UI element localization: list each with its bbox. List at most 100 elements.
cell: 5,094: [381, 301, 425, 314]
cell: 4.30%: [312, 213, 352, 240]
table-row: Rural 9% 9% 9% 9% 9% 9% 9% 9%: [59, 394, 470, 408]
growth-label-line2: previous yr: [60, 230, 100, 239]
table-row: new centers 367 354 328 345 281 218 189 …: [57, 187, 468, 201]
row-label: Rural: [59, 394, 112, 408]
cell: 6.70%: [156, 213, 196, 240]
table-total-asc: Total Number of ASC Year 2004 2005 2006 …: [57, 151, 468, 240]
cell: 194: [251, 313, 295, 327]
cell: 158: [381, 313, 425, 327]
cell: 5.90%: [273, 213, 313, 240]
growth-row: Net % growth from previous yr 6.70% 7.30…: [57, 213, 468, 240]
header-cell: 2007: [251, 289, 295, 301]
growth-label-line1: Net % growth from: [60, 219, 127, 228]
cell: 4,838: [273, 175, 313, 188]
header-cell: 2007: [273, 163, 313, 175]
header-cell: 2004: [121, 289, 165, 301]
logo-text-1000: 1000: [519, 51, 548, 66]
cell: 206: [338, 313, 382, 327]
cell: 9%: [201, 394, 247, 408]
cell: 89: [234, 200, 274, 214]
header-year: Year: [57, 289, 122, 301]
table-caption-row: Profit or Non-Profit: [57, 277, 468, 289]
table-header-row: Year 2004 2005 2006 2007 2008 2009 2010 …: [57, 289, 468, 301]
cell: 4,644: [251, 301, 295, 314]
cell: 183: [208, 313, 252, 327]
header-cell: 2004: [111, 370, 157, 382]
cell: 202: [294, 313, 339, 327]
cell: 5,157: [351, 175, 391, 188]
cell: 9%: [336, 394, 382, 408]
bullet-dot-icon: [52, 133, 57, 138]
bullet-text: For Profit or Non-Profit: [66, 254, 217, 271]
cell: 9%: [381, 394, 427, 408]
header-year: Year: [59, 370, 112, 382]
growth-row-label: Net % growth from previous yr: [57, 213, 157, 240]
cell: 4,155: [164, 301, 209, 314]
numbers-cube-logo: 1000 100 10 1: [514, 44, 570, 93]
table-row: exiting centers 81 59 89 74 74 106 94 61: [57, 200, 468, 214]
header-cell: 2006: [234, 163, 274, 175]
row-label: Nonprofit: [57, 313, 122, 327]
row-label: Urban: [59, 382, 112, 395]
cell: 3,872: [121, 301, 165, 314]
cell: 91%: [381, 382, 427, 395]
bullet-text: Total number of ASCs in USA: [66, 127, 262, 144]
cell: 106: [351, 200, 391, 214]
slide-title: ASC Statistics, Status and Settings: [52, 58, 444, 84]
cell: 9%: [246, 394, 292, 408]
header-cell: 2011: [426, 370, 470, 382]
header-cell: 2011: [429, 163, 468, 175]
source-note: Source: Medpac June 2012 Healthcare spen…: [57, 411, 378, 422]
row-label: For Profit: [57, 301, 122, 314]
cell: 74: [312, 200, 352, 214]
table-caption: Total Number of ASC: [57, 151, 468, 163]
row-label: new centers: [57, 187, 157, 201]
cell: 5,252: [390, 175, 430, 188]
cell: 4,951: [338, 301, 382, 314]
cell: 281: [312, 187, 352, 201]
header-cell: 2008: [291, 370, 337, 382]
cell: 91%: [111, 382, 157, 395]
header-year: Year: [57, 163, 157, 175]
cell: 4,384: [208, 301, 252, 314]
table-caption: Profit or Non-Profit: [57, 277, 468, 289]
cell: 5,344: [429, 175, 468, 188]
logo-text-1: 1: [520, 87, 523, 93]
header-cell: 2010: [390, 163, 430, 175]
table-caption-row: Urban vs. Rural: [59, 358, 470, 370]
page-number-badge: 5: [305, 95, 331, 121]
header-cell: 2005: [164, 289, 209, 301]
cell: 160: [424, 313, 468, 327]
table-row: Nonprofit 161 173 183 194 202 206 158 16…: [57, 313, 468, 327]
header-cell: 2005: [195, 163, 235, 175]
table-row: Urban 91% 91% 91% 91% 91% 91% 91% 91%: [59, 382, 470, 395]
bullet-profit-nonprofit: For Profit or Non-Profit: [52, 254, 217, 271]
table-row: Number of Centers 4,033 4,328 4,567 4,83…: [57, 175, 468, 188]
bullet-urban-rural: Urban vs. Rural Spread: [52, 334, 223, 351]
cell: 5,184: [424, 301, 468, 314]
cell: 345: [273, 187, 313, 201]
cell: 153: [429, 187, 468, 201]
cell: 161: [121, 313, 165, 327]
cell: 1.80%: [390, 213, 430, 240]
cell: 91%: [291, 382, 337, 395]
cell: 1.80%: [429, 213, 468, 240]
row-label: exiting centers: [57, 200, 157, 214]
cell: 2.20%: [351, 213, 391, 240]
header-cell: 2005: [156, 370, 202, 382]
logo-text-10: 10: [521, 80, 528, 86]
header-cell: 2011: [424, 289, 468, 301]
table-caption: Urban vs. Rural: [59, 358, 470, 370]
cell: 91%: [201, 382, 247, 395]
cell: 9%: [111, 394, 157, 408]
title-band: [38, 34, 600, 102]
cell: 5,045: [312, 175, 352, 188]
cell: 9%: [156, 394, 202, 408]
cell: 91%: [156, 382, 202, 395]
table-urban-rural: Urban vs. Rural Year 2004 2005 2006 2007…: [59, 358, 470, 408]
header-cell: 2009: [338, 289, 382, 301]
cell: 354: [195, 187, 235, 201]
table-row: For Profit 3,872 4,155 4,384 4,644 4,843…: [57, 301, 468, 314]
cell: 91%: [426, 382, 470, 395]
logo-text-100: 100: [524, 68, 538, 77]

****

Exercise instructions. Put each line of the records above into a numbered list, leaving out any blank lines.

Exercise output.
1. UI element localization: list each with its bbox. List at most 100 elements.
2. cell: 5,094: [381, 301, 425, 314]
3. cell: 4.30%: [312, 213, 352, 240]
4. table-row: Rural 9% 9% 9% 9% 9% 9% 9% 9%: [59, 394, 470, 408]
5. growth-label-line2: previous yr: [60, 230, 100, 239]
6. table-row: new centers 367 354 328 345 281 218 189 …: [57, 187, 468, 201]
7. row-label: Rural: [59, 394, 112, 408]
8. cell: 6.70%: [156, 213, 196, 240]
9. table-total-asc: Total Number of ASC Year 2004 2005 2006 …: [57, 151, 468, 240]
10. cell: 194: [251, 313, 295, 327]
11. cell: 158: [381, 313, 425, 327]
12. cell: 5.90%: [273, 213, 313, 240]
13. growth-row: Net % growth from previous yr 6.70% 7.30…: [57, 213, 468, 240]
14. header-cell: 2007: [251, 289, 295, 301]
15. growth-label-line1: Net % growth from: [60, 219, 127, 228]
16. cell: 4,838: [273, 175, 313, 188]
17. header-cell: 2007: [273, 163, 313, 175]
18. header-cell: 2004: [121, 289, 165, 301]
19. logo-text-1000: 1000: [519, 51, 548, 66]
20. cell: 206: [338, 313, 382, 327]
21. cell: 9%: [201, 394, 247, 408]
22. cell: 89: [234, 200, 274, 214]
23. header-year: Year: [57, 289, 122, 301]
24. table-caption-row: Profit or Non-Profit: [57, 277, 468, 289]
25. table-header-row: Year 2004 2005 2006 2007 2008 2009 2010 …: [57, 289, 468, 301]
26. cell: 4,644: [251, 301, 295, 314]
27. cell: 183: [208, 313, 252, 327]
28. header-cell: 2004: [111, 370, 157, 382]
29. cell: 202: [294, 313, 339, 327]
30. cell: 5,157: [351, 175, 391, 188]
31. cell: 9%: [336, 394, 382, 408]
32. bullet-dot-icon: [52, 133, 57, 138]
33. bullet-text: For Profit or Non-Profit: [66, 254, 217, 271]
34. cell: 9%: [381, 394, 427, 408]
35. header-year: Year: [59, 370, 112, 382]
36. growth-row-label: Net % growth from previous yr: [57, 213, 157, 240]
37. cell: 4,155: [164, 301, 209, 314]
38. numbers-cube-logo: 1000 100 10 1: [514, 44, 570, 93]
39. table-row: exiting centers 81 59 89 74 74 106 94 61: [57, 200, 468, 214]
40. header-cell: 2006: [234, 163, 274, 175]
41. row-label: Nonprofit: [57, 313, 122, 327]
42. row-label: Urban: [59, 382, 112, 395]
43. cell: 3,872: [121, 301, 165, 314]
44. cell: 91%: [381, 382, 427, 395]
45. bullet-text: Total number of ASCs in USA: [66, 127, 262, 144]
46. cell: 106: [351, 200, 391, 214]
47. slide-title: ASC Statistics, Status and Settings: [52, 58, 444, 84]
48. cell: 9%: [246, 394, 292, 408]
49. header-cell: 2011: [426, 370, 470, 382]
50. header-cell: 2011: [429, 163, 468, 175]
51. source-note: Source: Medpac June 2012 Healthcare spen…: [57, 411, 378, 422]
52. row-label: For Profit: [57, 301, 122, 314]
53. cell: 74: [312, 200, 352, 214]
54. table-caption: Total Number of ASC: [57, 151, 468, 163]
55. row-label: new centers: [57, 187, 157, 201]
56. cell: 5,252: [390, 175, 430, 188]
57. cell: 4,951: [338, 301, 382, 314]
58. cell: 281: [312, 187, 352, 201]
59. header-cell: 2008: [291, 370, 337, 382]
60. cell: 91%: [111, 382, 157, 395]
61. header-year: Year: [57, 163, 157, 175]
62. cell: 4,384: [208, 301, 252, 314]
63. table-caption: Profit or Non-Profit: [57, 277, 468, 289]
64. cell: 5,344: [429, 175, 468, 188]
65. logo-text-1: 1: [520, 87, 523, 93]
66. header-cell: 2010: [390, 163, 430, 175]
67. table-caption-row: Urban vs. Rural: [59, 358, 470, 370]
68. page-number-badge: 5: [305, 95, 331, 121]
69. header-cell: 2005: [164, 289, 209, 301]
70. cell: 160: [424, 313, 468, 327]
71. table-row: Nonprofit 161 173 183 194 202 206 158 16…: [57, 313, 468, 327]
72. header-cell: 2005: [195, 163, 235, 175]
73. table-row: Urban 91% 91% 91% 91% 91% 91% 91% 91%: [59, 382, 470, 395]
74. bullet-profit-nonprofit: For Profit or Non-Profit: [52, 254, 217, 271]
75. table-row: Number of Centers 4,033 4,328 4,567 4,83…: [57, 175, 468, 188]
76. bullet-urban-rural: Urban vs. Rural Spread: [52, 334, 223, 351]
77. cell: 5,184: [424, 301, 468, 314]
78. cell: 345: [273, 187, 313, 201]
79. cell: 153: [429, 187, 468, 201]
80. cell: 161: [121, 313, 165, 327]
81. cell: 1.80%: [390, 213, 430, 240]
82. cell: 91%: [291, 382, 337, 395]
83. cell: 1.80%: [429, 213, 468, 240]
84. row-label: exiting centers: [57, 200, 157, 214]
85. cell: 2.20%: [351, 213, 391, 240]
86. header-cell: 2005: [156, 370, 202, 382]
87. logo-text-10: 10: [521, 80, 528, 86]
88. header-cell: 2011: [424, 289, 468, 301]
89. table-caption: Urban vs. Rural: [59, 358, 470, 370]
90. cell: 91%: [201, 382, 247, 395]
91. cell: 9%: [111, 394, 157, 408]
92. title-band: [38, 34, 600, 102]
93. cell: 5,045: [312, 175, 352, 188]
94. cell: 9%: [156, 394, 202, 408]
95. cell: 91%: [156, 382, 202, 395]
96. table-urban-rural: Urban vs. Rural Year 2004 2005 2006 2007…: [59, 358, 470, 408]
97. header-cell: 2009: [338, 289, 382, 301]
98. cell: 354: [195, 187, 235, 201]
99. table-row: For Profit 3,872 4,155 4,384 4,644 4,843…: [57, 301, 468, 314]
100. cell: 91%: [426, 382, 470, 395]
101. logo-text-100: 100: [524, 68, 538, 77]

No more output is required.